**To be done**
Write out the entries verbatim and leave the images out of the copy.

**Dataset rows**
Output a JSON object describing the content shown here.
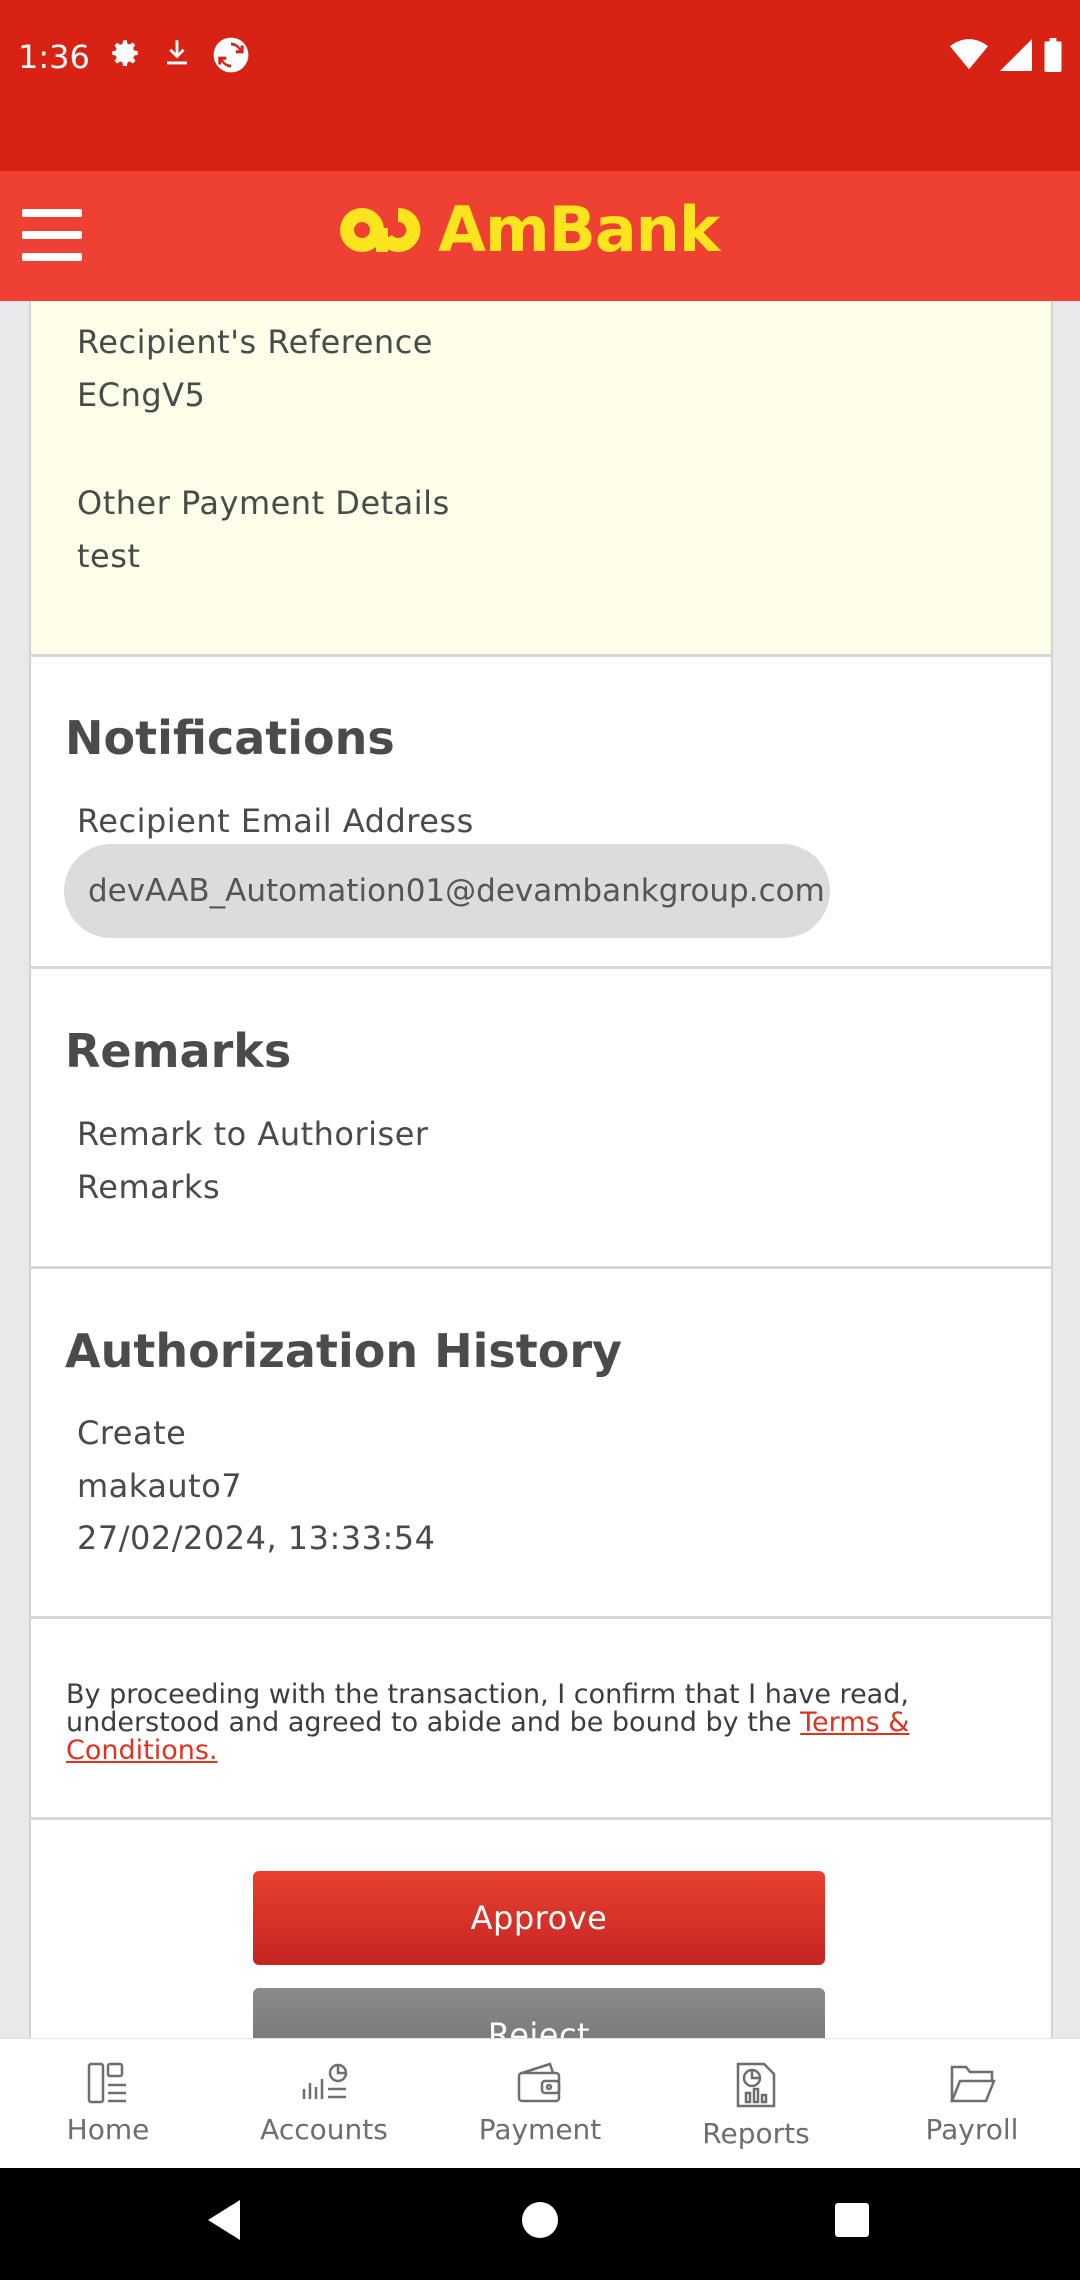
{
  "status_bar": {
    "time": "1:36",
    "left_icons": [
      "settings-icon",
      "download-icon",
      "sync-icon"
    ],
    "right_icons": [
      "wifi-icon",
      "signal-icon",
      "battery-icon"
    ],
    "color": "#d82214"
  },
  "header": {
    "brand": "AmBank",
    "brand_color": "#fce51f",
    "background": "#ee4133"
  },
  "reference_details": {
    "recipient_reference_label": "Recipient's Reference",
    "recipient_reference_value": "ECngV5",
    "other_payment_label": "Other Payment Details",
    "other_payment_value": "test"
  },
  "notifications": {
    "title": "Notifications",
    "email_label": "Recipient Email Address",
    "email_value": "devAAB_Automation01@devambankgroup.com"
  },
  "remarks": {
    "title": "Remarks",
    "label": "Remark to Authoriser",
    "value": "Remarks"
  },
  "auth_history": {
    "title": "Authorization History",
    "action": "Create",
    "user": "makauto7",
    "datetime": "27/02/2024, 13:33:54"
  },
  "terms": {
    "text": "By proceeding with the transaction, I confirm that I have read, understood and agreed to abide and be bound by the",
    "link": "Terms & Conditions."
  },
  "actions": {
    "approve": "Approve",
    "reject": "Reject"
  },
  "bottom_nav": {
    "items": [
      {
        "label": "Home",
        "icon": "home-icon"
      },
      {
        "label": "Accounts",
        "icon": "accounts-icon"
      },
      {
        "label": "Payment",
        "icon": "wallet-icon"
      },
      {
        "label": "Reports",
        "icon": "reports-icon"
      },
      {
        "label": "Payroll",
        "icon": "folder-icon"
      }
    ]
  }
}
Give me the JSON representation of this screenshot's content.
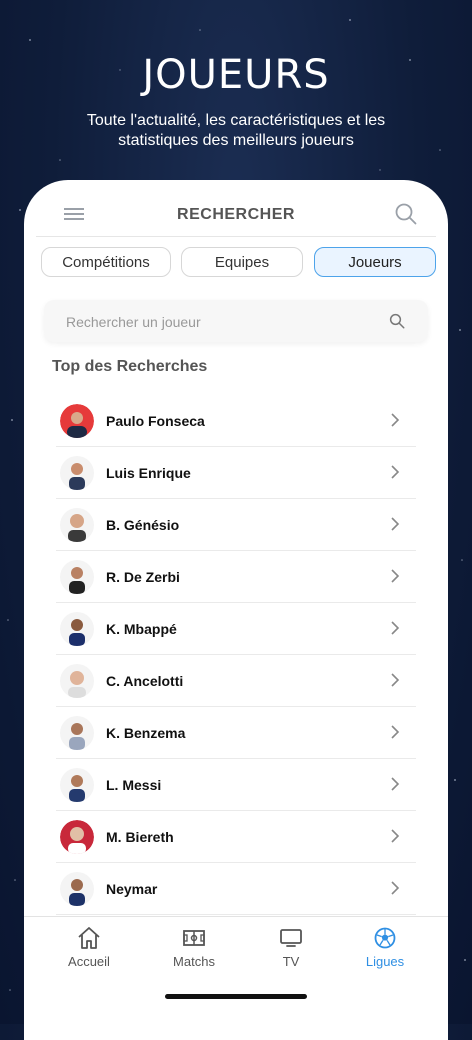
{
  "hero": {
    "title": "JOUEURS",
    "subtitle": "Toute l'actualité, les caractéristiques et les statistiques des meilleurs joueurs"
  },
  "header": {
    "title": "RECHERCHER"
  },
  "tabs": [
    {
      "label": "Compétitions",
      "active": false
    },
    {
      "label": "Equipes",
      "active": false
    },
    {
      "label": "Joueurs",
      "active": true
    }
  ],
  "search": {
    "placeholder": "Rechercher un joueur",
    "value": ""
  },
  "section_title": "Top des Recherches",
  "players": [
    {
      "name": "Paulo Fonseca"
    },
    {
      "name": "Luis Enrique"
    },
    {
      "name": "B. Génésio"
    },
    {
      "name": "R. De Zerbi"
    },
    {
      "name": "K. Mbappé"
    },
    {
      "name": "C. Ancelotti"
    },
    {
      "name": "K. Benzema"
    },
    {
      "name": "L. Messi"
    },
    {
      "name": "M. Biereth"
    },
    {
      "name": "Neymar"
    }
  ],
  "bottom_nav": [
    {
      "label": "Accueil",
      "icon": "home-icon",
      "active": false
    },
    {
      "label": "Matchs",
      "icon": "pitch-icon",
      "active": false
    },
    {
      "label": "TV",
      "icon": "tv-icon",
      "active": false
    },
    {
      "label": "Ligues",
      "icon": "soccer-ball-icon",
      "active": true
    }
  ],
  "colors": {
    "accent": "#2f8fe3",
    "background": "#0f1d3a",
    "active_tab_bg": "#eaf4ff"
  }
}
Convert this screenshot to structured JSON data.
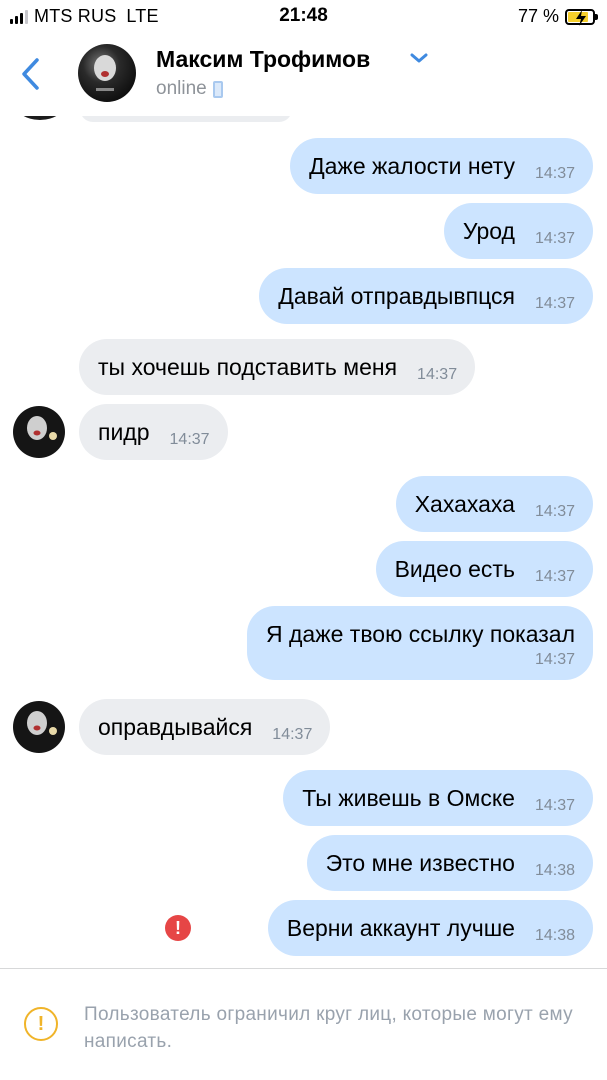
{
  "status_bar": {
    "carrier": "MTS RUS",
    "network": "LTE",
    "time": "21:48",
    "battery": "77 %",
    "battery_level": 0.77
  },
  "header": {
    "name": "Максим Трофимов",
    "status": "online"
  },
  "messages": [
    {
      "dir": "out",
      "text": "Даже жалости нету",
      "time": "14:37"
    },
    {
      "dir": "out",
      "text": "Урод",
      "time": "14:37"
    },
    {
      "dir": "out",
      "text": "Давай отправдывпцся",
      "time": "14:37"
    },
    {
      "dir": "in",
      "text": "ты хочешь подставить меня",
      "time": "14:37"
    },
    {
      "dir": "in",
      "text": "пидр",
      "time": "14:37"
    },
    {
      "dir": "out",
      "text": "Хахахаха",
      "time": "14:37"
    },
    {
      "dir": "out",
      "text": "Видео есть",
      "time": "14:37"
    },
    {
      "dir": "out",
      "text": "Я даже твою ссылку показал",
      "time": "14:37"
    },
    {
      "dir": "in",
      "text": "оправдывайся",
      "time": "14:37"
    },
    {
      "dir": "out",
      "text": "Ты живешь в Омске",
      "time": "14:37"
    },
    {
      "dir": "out",
      "text": "Это мне известно",
      "time": "14:38"
    },
    {
      "dir": "out",
      "text": "Верни аккаунт лучше",
      "time": "14:38",
      "error": true
    }
  ],
  "footer": {
    "notice": "Пользователь ограничил круг лиц, которые могут ему написать."
  },
  "colors": {
    "outgoing_bubble": "#cce4ff",
    "incoming_bubble": "#ebedf0",
    "accent": "#3f8ae0",
    "error": "#e64646",
    "warning": "#f0b429"
  }
}
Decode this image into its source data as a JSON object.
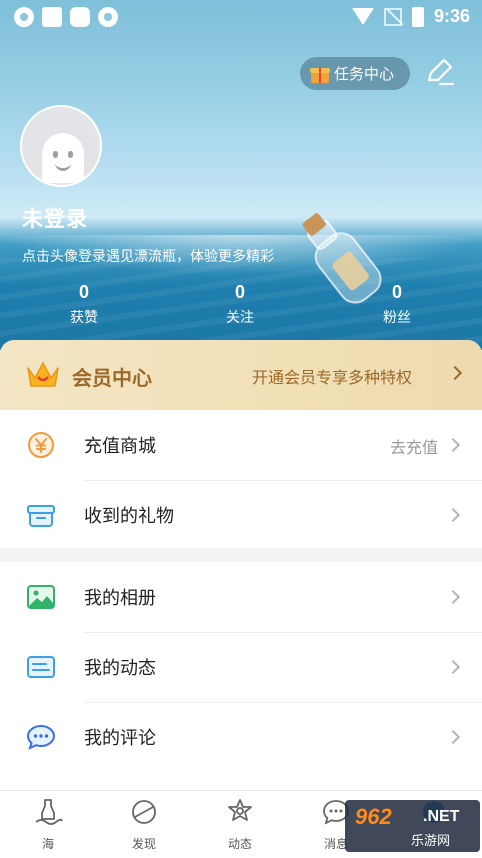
{
  "status_bar": {
    "time": "9:36"
  },
  "header": {
    "task_center_label": "任务中心",
    "username": "未登录",
    "login_hint": "点击头像登录遇见漂流瓶，体验更多精彩"
  },
  "stats": [
    {
      "value": "0",
      "label": "获赞"
    },
    {
      "value": "0",
      "label": "关注"
    },
    {
      "value": "0",
      "label": "粉丝"
    }
  ],
  "vip": {
    "title": "会员中心",
    "description": "开通会员专享多种特权"
  },
  "menu_group_1": [
    {
      "label": "充值商城",
      "right_text": "去充值",
      "icon": "coin-yen-icon"
    },
    {
      "label": "收到的礼物",
      "right_text": "",
      "icon": "gift-box-icon"
    }
  ],
  "menu_group_2": [
    {
      "label": "我的相册",
      "icon": "photo-album-icon"
    },
    {
      "label": "我的动态",
      "icon": "feed-card-icon"
    },
    {
      "label": "我的评论",
      "icon": "comment-bubble-icon"
    }
  ],
  "tabbar": [
    {
      "label": "海",
      "icon": "sea-bottle-icon"
    },
    {
      "label": "发现",
      "icon": "planet-icon"
    },
    {
      "label": "动态",
      "icon": "flower-icon"
    },
    {
      "label": "消息",
      "icon": "message-icon"
    },
    {
      "label": "",
      "icon": "profile-icon"
    }
  ],
  "watermark": {
    "main": "962",
    "domain": ".NET",
    "sub": "乐游网"
  },
  "colors": {
    "accent_gold": "#9b6a2b",
    "sea_blue": "#1f7fae",
    "menu_orange": "#f29a3a",
    "menu_blue": "#3aa0e8",
    "menu_green": "#33b36a"
  }
}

**Problem solution**
Output a JSON object describing the content shown here.
{
  "status_bar": {
    "time": "1:36",
    "left_icons": [
      "settings-icon",
      "download-icon",
      "sync-icon"
    ],
    "right_icons": [
      "wifi-icon",
      "signal-icon",
      "battery-icon"
    ],
    "color": "#d82214"
  },
  "header": {
    "brand": "AmBank",
    "brand_color": "#fce51f",
    "background": "#ee4133"
  },
  "reference_details": {
    "recipient_reference_label": "Recipient's Reference",
    "recipient_reference_value": "ECngV5",
    "other_payment_label": "Other Payment Details",
    "other_payment_value": "test"
  },
  "notifications": {
    "title": "Notifications",
    "email_label": "Recipient Email Address",
    "email_value": "devAAB_Automation01@devambankgroup.com"
  },
  "remarks": {
    "title": "Remarks",
    "label": "Remark to Authoriser",
    "value": "Remarks"
  },
  "auth_history": {
    "title": "Authorization History",
    "action": "Create",
    "user": "makauto7",
    "datetime": "27/02/2024, 13:33:54"
  },
  "terms": {
    "text": "By proceeding with the transaction, I confirm that I have read, understood and agreed to abide and be bound by the",
    "link": "Terms & Conditions."
  },
  "actions": {
    "approve": "Approve",
    "reject": "Reject"
  },
  "bottom_nav": {
    "items": [
      {
        "label": "Home",
        "icon": "home-icon"
      },
      {
        "label": "Accounts",
        "icon": "accounts-icon"
      },
      {
        "label": "Payment",
        "icon": "wallet-icon"
      },
      {
        "label": "Reports",
        "icon": "reports-icon"
      },
      {
        "label": "Payroll",
        "icon": "folder-icon"
      }
    ]
  }
}
Give me the JSON representation of this screenshot's content.
{
  "hero": {
    "title": "JOUEURS",
    "subtitle": "Toute l'actualité, les caractéristiques et les statistiques des meilleurs joueurs"
  },
  "header": {
    "title": "RECHERCHER"
  },
  "tabs": [
    {
      "label": "Compétitions",
      "active": false
    },
    {
      "label": "Equipes",
      "active": false
    },
    {
      "label": "Joueurs",
      "active": true
    }
  ],
  "search": {
    "placeholder": "Rechercher un joueur",
    "value": ""
  },
  "section_title": "Top des Recherches",
  "players": [
    {
      "name": "Paulo Fonseca"
    },
    {
      "name": "Luis Enrique"
    },
    {
      "name": "B. Génésio"
    },
    {
      "name": "R. De Zerbi"
    },
    {
      "name": "K. Mbappé"
    },
    {
      "name": "C. Ancelotti"
    },
    {
      "name": "K. Benzema"
    },
    {
      "name": "L. Messi"
    },
    {
      "name": "M. Biereth"
    },
    {
      "name": "Neymar"
    }
  ],
  "bottom_nav": [
    {
      "label": "Accueil",
      "icon": "home-icon",
      "active": false
    },
    {
      "label": "Matchs",
      "icon": "pitch-icon",
      "active": false
    },
    {
      "label": "TV",
      "icon": "tv-icon",
      "active": false
    },
    {
      "label": "Ligues",
      "icon": "soccer-ball-icon",
      "active": true
    }
  ],
  "colors": {
    "accent": "#2f8fe3",
    "background": "#0f1d3a",
    "active_tab_bg": "#eaf4ff"
  }
}
Convert this screenshot to structured JSON data.
{
  "status_bar": {
    "carrier": "MTS RUS",
    "network": "LTE",
    "time": "21:48",
    "battery": "77 %",
    "battery_level": 0.77
  },
  "header": {
    "name": "Максим Трофимов",
    "status": "online"
  },
  "messages": [
    {
      "dir": "out",
      "text": "Даже жалости нету",
      "time": "14:37"
    },
    {
      "dir": "out",
      "text": "Урод",
      "time": "14:37"
    },
    {
      "dir": "out",
      "text": "Давай отправдывпцся",
      "time": "14:37"
    },
    {
      "dir": "in",
      "text": "ты хочешь подставить меня",
      "time": "14:37"
    },
    {
      "dir": "in",
      "text": "пидр",
      "time": "14:37"
    },
    {
      "dir": "out",
      "text": "Хахахаха",
      "time": "14:37"
    },
    {
      "dir": "out",
      "text": "Видео есть",
      "time": "14:37"
    },
    {
      "dir": "out",
      "text": "Я даже твою ссылку показал",
      "time": "14:37"
    },
    {
      "dir": "in",
      "text": "оправдывайся",
      "time": "14:37"
    },
    {
      "dir": "out",
      "text": "Ты живешь в Омске",
      "time": "14:37"
    },
    {
      "dir": "out",
      "text": "Это мне известно",
      "time": "14:38"
    },
    {
      "dir": "out",
      "text": "Верни аккаунт лучше",
      "time": "14:38",
      "error": true
    }
  ],
  "footer": {
    "notice": "Пользователь ограничил круг лиц, которые могут ему написать."
  },
  "colors": {
    "outgoing_bubble": "#cce4ff",
    "incoming_bubble": "#ebedf0",
    "accent": "#3f8ae0",
    "error": "#e64646",
    "warning": "#f0b429"
  }
}
Decode this image into its source data as a JSON object.
{
  "status_bar": {
    "time": "9:36"
  },
  "header": {
    "task_center_label": "任务中心",
    "username": "未登录",
    "login_hint": "点击头像登录遇见漂流瓶，体验更多精彩"
  },
  "stats": [
    {
      "value": "0",
      "label": "获赞"
    },
    {
      "value": "0",
      "label": "关注"
    },
    {
      "value": "0",
      "label": "粉丝"
    }
  ],
  "vip": {
    "title": "会员中心",
    "description": "开通会员专享多种特权"
  },
  "menu_group_1": [
    {
      "label": "充值商城",
      "right_text": "去充值",
      "icon": "coin-yen-icon"
    },
    {
      "label": "收到的礼物",
      "right_text": "",
      "icon": "gift-box-icon"
    }
  ],
  "menu_group_2": [
    {
      "label": "我的相册",
      "icon": "photo-album-icon"
    },
    {
      "label": "我的动态",
      "icon": "feed-card-icon"
    },
    {
      "label": "我的评论",
      "icon": "comment-bubble-icon"
    }
  ],
  "tabbar": [
    {
      "label": "海",
      "icon": "sea-bottle-icon"
    },
    {
      "label": "发现",
      "icon": "planet-icon"
    },
    {
      "label": "动态",
      "icon": "flower-icon"
    },
    {
      "label": "消息",
      "icon": "message-icon"
    },
    {
      "label": "",
      "icon": "profile-icon"
    }
  ],
  "watermark": {
    "main": "962",
    "domain": ".NET",
    "sub": "乐游网"
  },
  "colors": {
    "accent_gold": "#9b6a2b",
    "sea_blue": "#1f7fae",
    "menu_orange": "#f29a3a",
    "menu_blue": "#3aa0e8",
    "menu_green": "#33b36a"
  }
}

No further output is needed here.